◆ Consigne:
Prolongez l'extrait biographique sur Jacques Stosskopf reproduit ci-dessous en reprenant le récit juste après sa dernière phrase.

◆ Extrait cité:
########

Né le 27 novembre 1898 à Paris, dans une vieille famille alsacienne, Jacques Stoss­kopf est trop jeune pour répondre à l’ordre de mobilisation générale proclamé le 2 août 1914. Comme la plupart des Français de son époque, il est pourtant prêt à rejoindre le front. Lorsqu’il reçoit sa lettre d’incorpora­tion, il est en classe de mathématiques supé­rieures au collège Rollin, avenue Trudaine dans le IXe arrondissement de Paris. Rattaché au 22e régiment d’artillerie le 14 avril 1917, il est envoyé à l’école d’artillerie de Fontaine­bleau entre septembre et décembre 1917. Puis il est affecté à l’état-major du 3e groupe du 133e régiment d’artillerie lourde (RAL). Nommé sous-lieutenant au 417e RAL, il com­bat jusqu’à la fin de la Grande Guerre.

ÉLÈVE BRILLANT

Décoré de la croix de guerre, il rejoint le 155e régiment d’artillerie à pied basé à Stras­bourg en septembre 1919. En février 1920, Jacques retrouve brièvement le collège Rollin pour préparer le concours d’entrée à l’École polytechnique où il est reçu 5e de la promotion spéciale. Élève appliqué et brillant, il sort de la promotion militaire classé 23e le 1er août 1922 et passe deux mois de stage au 155e régiment d’artillerie, avant de suivre, d’octobre 1922 à novembre 1924, les cours de l’École d’appli­cation du génie maritime. Nommé ingénieur de 2e classe, Jacques Stosskopf rejoint l’atelier des constructions neuves de l’arsenal de Cher­bourg et participe, de 1925 à 1928, aux essais des premiers torpilleurs de 1 455 tonnes du nouveau programme naval. Adjoint de l’ingé­nieur en chef, chargé de la section des petits bâtiments, il est ingénieur principal le 26 juil­let 1929 et chevalier de la Légion d’honneur, le 9 juillet 1930. L’année suivante il se fiance avec Marianne Hemmerlé qu’il épouse le 2 juin 1931. Ils auront deux enfants : Fran­çois, né le 17 avril 1932, et Elisabeth, née le 11 novembre 1934.

########

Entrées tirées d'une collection

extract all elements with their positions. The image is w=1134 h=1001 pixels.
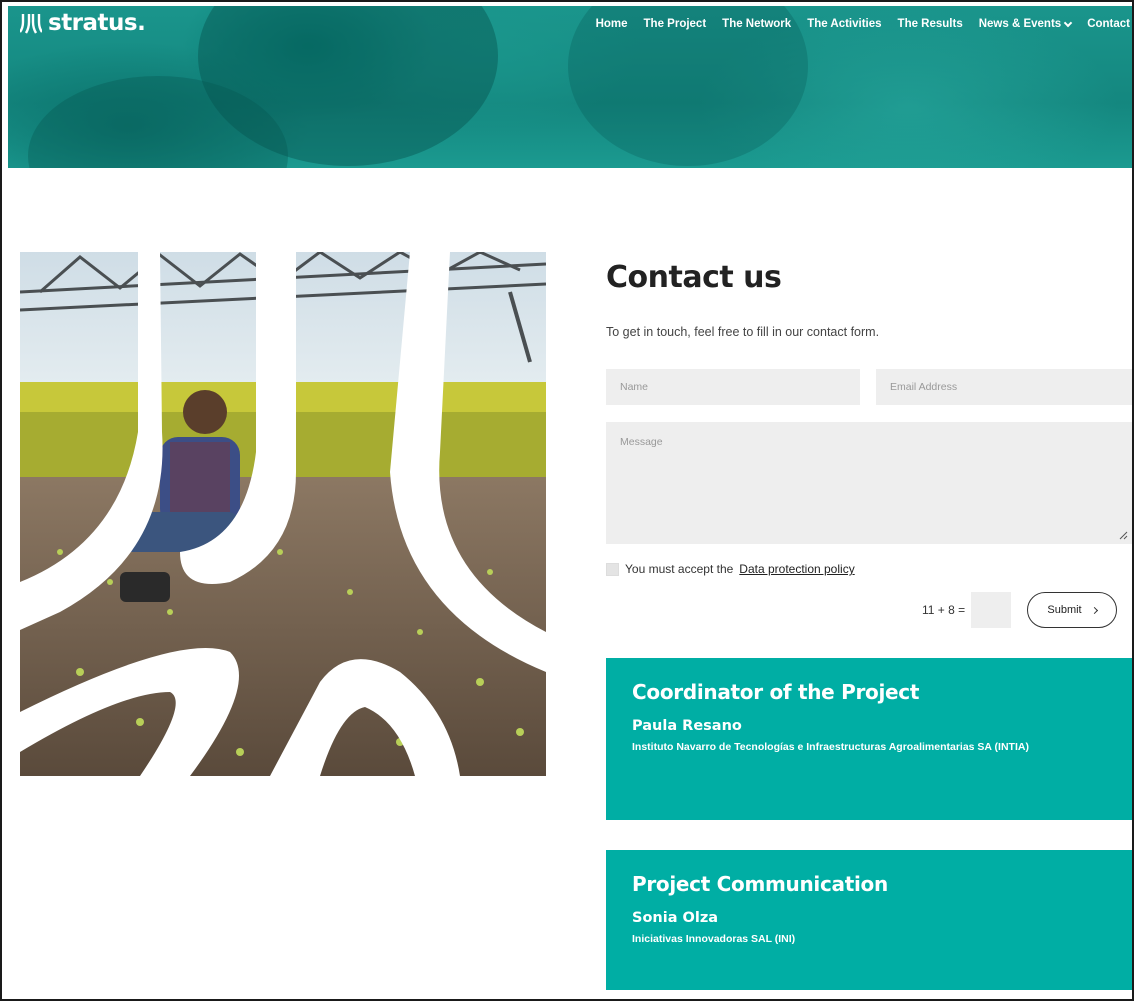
main-nav: Home The Project The Network The Activit… (596, 18, 1130, 30)
name-input[interactable]: Name (606, 369, 860, 405)
nav-the-network[interactable]: The Network (722, 18, 791, 30)
hero-banner: stratus. Home The Project The Network Th… (8, 6, 1132, 168)
consent-row: You must accept the Data protection poli… (606, 562, 855, 576)
communication-heading: Project Communication (632, 872, 888, 896)
coordinator-name: Paula Resano (632, 718, 742, 734)
page: stratus. Home The Project The Network Th… (0, 0, 1134, 1001)
captcha-row: 11 + 8 = (922, 592, 1012, 628)
stratus-logo-icon (19, 12, 43, 34)
intro-text: To get in touch, feel free to fill in ou… (606, 325, 880, 339)
nav-the-results[interactable]: The Results (898, 18, 963, 30)
chevron-right-icon (1090, 606, 1098, 614)
logo-text: stratus. (48, 10, 146, 36)
submit-button[interactable]: Submit (1027, 592, 1117, 628)
site-logo[interactable]: stratus. (19, 10, 146, 36)
hero-shade (568, 6, 808, 166)
nav-home[interactable]: Home (596, 18, 628, 30)
consent-checkbox[interactable] (606, 562, 619, 576)
captcha-question: 11 + 8 = (922, 603, 966, 617)
nav-contact[interactable]: Contact (1087, 18, 1130, 30)
page-title: Contact us (606, 260, 782, 295)
communication-org: Iniciativas Innovadoras SAL (INI) (632, 933, 796, 945)
nav-the-activities[interactable]: The Activities (807, 18, 881, 30)
resize-handle-icon[interactable] (1118, 530, 1128, 540)
chevron-down-icon (1063, 18, 1073, 27)
submit-label: Submit (1047, 604, 1082, 616)
coordinator-heading: Coordinator of the Project (632, 680, 920, 704)
farmer-field-image (19, 250, 547, 776)
nav-news-events[interactable]: News & Events (978, 18, 1073, 30)
contact-section: Contact us To get in touch, feel free to… (606, 252, 1132, 990)
message-placeholder: Message (620, 436, 663, 448)
data-protection-link[interactable]: Data protection policy (739, 562, 854, 576)
message-textarea[interactable]: Message (606, 422, 1132, 544)
name-email-row: Name Email Address (606, 369, 1132, 405)
nav-news-events-label: News & Events (978, 18, 1062, 30)
consent-text: You must accept the (625, 562, 734, 576)
email-input[interactable]: Email Address (876, 369, 1132, 405)
communication-card: Project Communication Sonia Olza Iniciat… (606, 850, 1132, 990)
nav-the-project[interactable]: The Project (644, 18, 707, 30)
communication-name: Sonia Olza (632, 910, 719, 926)
captcha-input[interactable] (971, 592, 1012, 628)
coordinator-card: Coordinator of the Project Paula Resano … (606, 658, 1132, 820)
coordinator-org: Instituto Navarro de Tecnologías e Infra… (632, 741, 1029, 753)
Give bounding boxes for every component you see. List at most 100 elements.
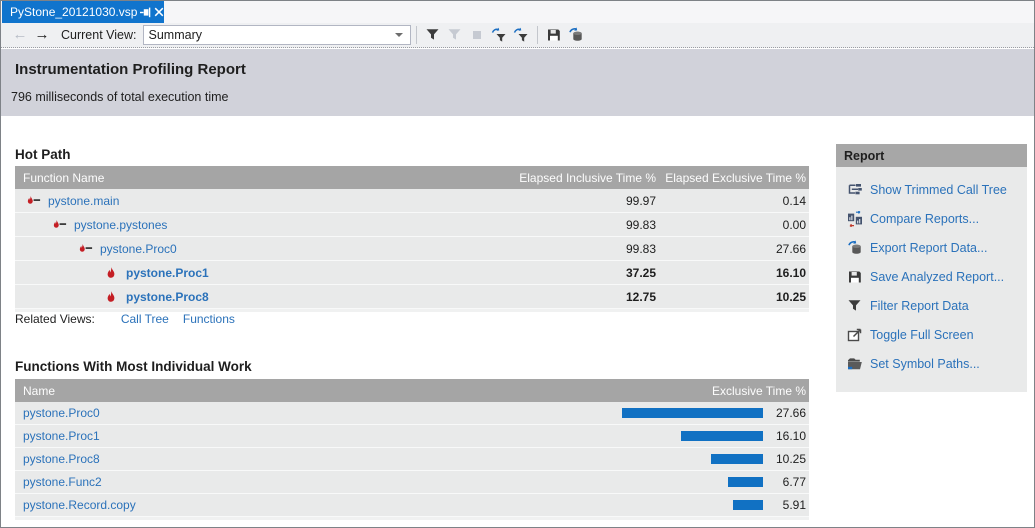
filter-report-data-link[interactable]: Filter Report Data xyxy=(870,299,969,313)
function-link[interactable]: pystone.Proc8 xyxy=(23,452,100,466)
function-link[interactable]: pystone.Proc1 xyxy=(126,266,209,280)
function-link[interactable]: pystone.Proc0 xyxy=(23,406,100,420)
page-title: Instrumentation Profiling Report xyxy=(15,61,1034,78)
export-report-data-item[interactable]: Export Report Data... xyxy=(836,233,1027,262)
function-link[interactable]: pystone.Record.copy xyxy=(23,498,136,512)
function-link[interactable]: pystone.Func2 xyxy=(23,475,102,489)
column-inclusive: Elapsed Inclusive Time % xyxy=(494,171,659,185)
hot-path-table-header: Function Name Elapsed Inclusive Time % E… xyxy=(15,166,809,189)
document-tab[interactable]: PyStone_20121030.vsp xyxy=(2,1,164,23)
report-panel-body: Show Trimmed Call Tree Compare Reports..… xyxy=(836,167,1027,392)
function-link[interactable]: pystone.pystones xyxy=(74,218,167,232)
exclusive-time-value: 10.25 xyxy=(763,452,809,466)
save-icon[interactable] xyxy=(543,24,565,46)
call-tree-link[interactable]: Call Tree xyxy=(121,312,169,326)
hotpath-flame-icon xyxy=(51,217,68,233)
exclusive-value: 0.00 xyxy=(659,218,809,232)
profiler-window: PyStone_20121030.vsp ← → Current View: S… xyxy=(0,0,1035,528)
hot-path-title: Hot Path xyxy=(15,147,71,162)
functions-link[interactable]: Functions xyxy=(183,312,235,326)
exclusive-time-bar xyxy=(681,431,763,441)
exclusive-time-bar xyxy=(711,454,763,464)
call-tree-icon xyxy=(846,182,863,198)
function-link[interactable]: pystone.Proc8 xyxy=(126,290,209,304)
report-panel-title: Report xyxy=(836,144,1027,167)
set-symbol-paths-link[interactable]: Set Symbol Paths... xyxy=(870,357,980,371)
table-row: pystone.Proc8 12.75 10.25 xyxy=(15,285,809,309)
save-icon xyxy=(846,269,863,285)
filter-icon xyxy=(846,298,863,314)
column-function-name: Function Name xyxy=(15,171,494,185)
show-trimmed-call-tree-link[interactable]: Show Trimmed Call Tree xyxy=(870,183,1007,197)
table-footer-strip xyxy=(15,517,809,520)
compare-reports-icon xyxy=(846,211,863,227)
current-view-label: Current View: xyxy=(61,28,137,42)
export-data-icon xyxy=(846,240,863,256)
flame-icon xyxy=(103,265,120,281)
view-select-value: Summary xyxy=(149,28,395,42)
flame-icon xyxy=(103,289,120,305)
compare-reports-link[interactable]: Compare Reports... xyxy=(870,212,979,226)
hotpath-flame-icon xyxy=(77,241,94,257)
table-row: pystone.main 99.97 0.14 xyxy=(15,189,809,213)
tab-bar: PyStone_20121030.vsp xyxy=(1,1,1034,23)
summary-content: Hot Path Function Name Elapsed Inclusive… xyxy=(1,116,1034,527)
pin-icon[interactable] xyxy=(139,4,152,20)
set-symbol-paths-item[interactable]: Set Symbol Paths... xyxy=(836,349,1027,378)
export-data-icon[interactable] xyxy=(565,24,587,46)
toolbar: ← → Current View: Summary xyxy=(1,23,1034,48)
save-analyzed-report-link[interactable]: Save Analyzed Report... xyxy=(870,270,1004,284)
exclusive-time-bar xyxy=(733,500,763,510)
table-row: pystone.pystones 99.83 0.00 xyxy=(15,213,809,237)
exclusive-time-value: 16.10 xyxy=(763,429,809,443)
function-link[interactable]: pystone.Proc0 xyxy=(100,242,177,256)
exclusive-value: 10.25 xyxy=(659,290,809,304)
fullscreen-icon xyxy=(846,327,863,343)
inclusive-value: 37.25 xyxy=(494,266,659,280)
functions-table-header: Name Exclusive Time % xyxy=(15,379,809,402)
inclusive-value: 12.75 xyxy=(494,290,659,304)
related-views: Related Views: Call Tree Functions xyxy=(15,312,235,326)
toggle-full-screen-item[interactable]: Toggle Full Screen xyxy=(836,320,1027,349)
chevron-down-icon xyxy=(395,33,403,37)
refresh-filter-icon[interactable] xyxy=(488,24,510,46)
exclusive-value: 27.66 xyxy=(659,242,809,256)
column-exclusive-time: Exclusive Time % xyxy=(579,384,809,398)
inclusive-value: 99.83 xyxy=(494,242,659,256)
hotpath-flame-icon xyxy=(25,193,42,209)
apply-filter-icon[interactable] xyxy=(510,24,532,46)
table-row: pystone.Proc8 10.25 xyxy=(15,448,809,471)
show-trimmed-call-tree-item[interactable]: Show Trimmed Call Tree xyxy=(836,175,1027,204)
table-row: pystone.Proc0 27.66 xyxy=(15,402,809,425)
exclusive-time-bar xyxy=(622,408,763,418)
toggle-full-screen-link[interactable]: Toggle Full Screen xyxy=(870,328,974,342)
folder-icon xyxy=(846,356,863,372)
column-exclusive: Elapsed Exclusive Time % xyxy=(659,171,809,185)
function-link[interactable]: pystone.main xyxy=(48,194,119,208)
export-report-data-link[interactable]: Export Report Data... xyxy=(870,241,987,255)
report-header: Instrumentation Profiling Report 796 mil… xyxy=(1,49,1034,116)
function-link[interactable]: pystone.Proc1 xyxy=(23,429,100,443)
table-row: pystone.Proc0 99.83 27.66 xyxy=(15,237,809,261)
filter-disabled-icon xyxy=(444,24,466,46)
stop-disabled-icon xyxy=(466,24,488,46)
report-panel: Report Show Trimmed Call Tree Compare Re… xyxy=(836,144,1027,392)
exclusive-time-value: 6.77 xyxy=(763,475,809,489)
table-row: pystone.Record.copy 5.91 xyxy=(15,494,809,517)
compare-reports-item[interactable]: Compare Reports... xyxy=(836,204,1027,233)
hot-path-table: Function Name Elapsed Inclusive Time % E… xyxy=(15,166,809,312)
back-icon[interactable]: ← xyxy=(9,24,31,46)
exclusive-time-value: 5.91 xyxy=(763,498,809,512)
filter-report-data-item[interactable]: Filter Report Data xyxy=(836,291,1027,320)
exclusive-time-value: 27.66 xyxy=(763,406,809,420)
view-select[interactable]: Summary xyxy=(143,25,411,45)
close-icon[interactable] xyxy=(154,4,164,20)
inclusive-value: 99.83 xyxy=(494,218,659,232)
table-row: pystone.Proc1 37.25 16.10 xyxy=(15,261,809,285)
inclusive-value: 99.97 xyxy=(494,194,659,208)
exclusive-time-bar xyxy=(728,477,763,487)
functions-section-title: Functions With Most Individual Work xyxy=(15,359,252,374)
forward-icon[interactable]: → xyxy=(31,24,53,46)
filter-icon[interactable] xyxy=(422,24,444,46)
save-analyzed-report-item[interactable]: Save Analyzed Report... xyxy=(836,262,1027,291)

########

◆ Corrigé:
Affecté à Nantes, le 11 septembre 1936, à la tête du service de la surveillance des tra­vaux et des fabrications, où il est notamment chargé de suivre les nombreux chantiers pri­vés qui travaillent pour le Service technique des constructions navales, Jacques Stosskopf poursuit une carrière sans accrocs et coche toutes les étapes du cursus honorum d’un ingé­nieur du génie maritime. En octobre 1939, il est promu chef de la section des constructions neuves à l’arsenal de Lorient et devient ingé­nieur en chef de 1re classe du génie maritime en novembre, à 41 ans. Mais la défaite de la France en 1940 vient tout bouleverser.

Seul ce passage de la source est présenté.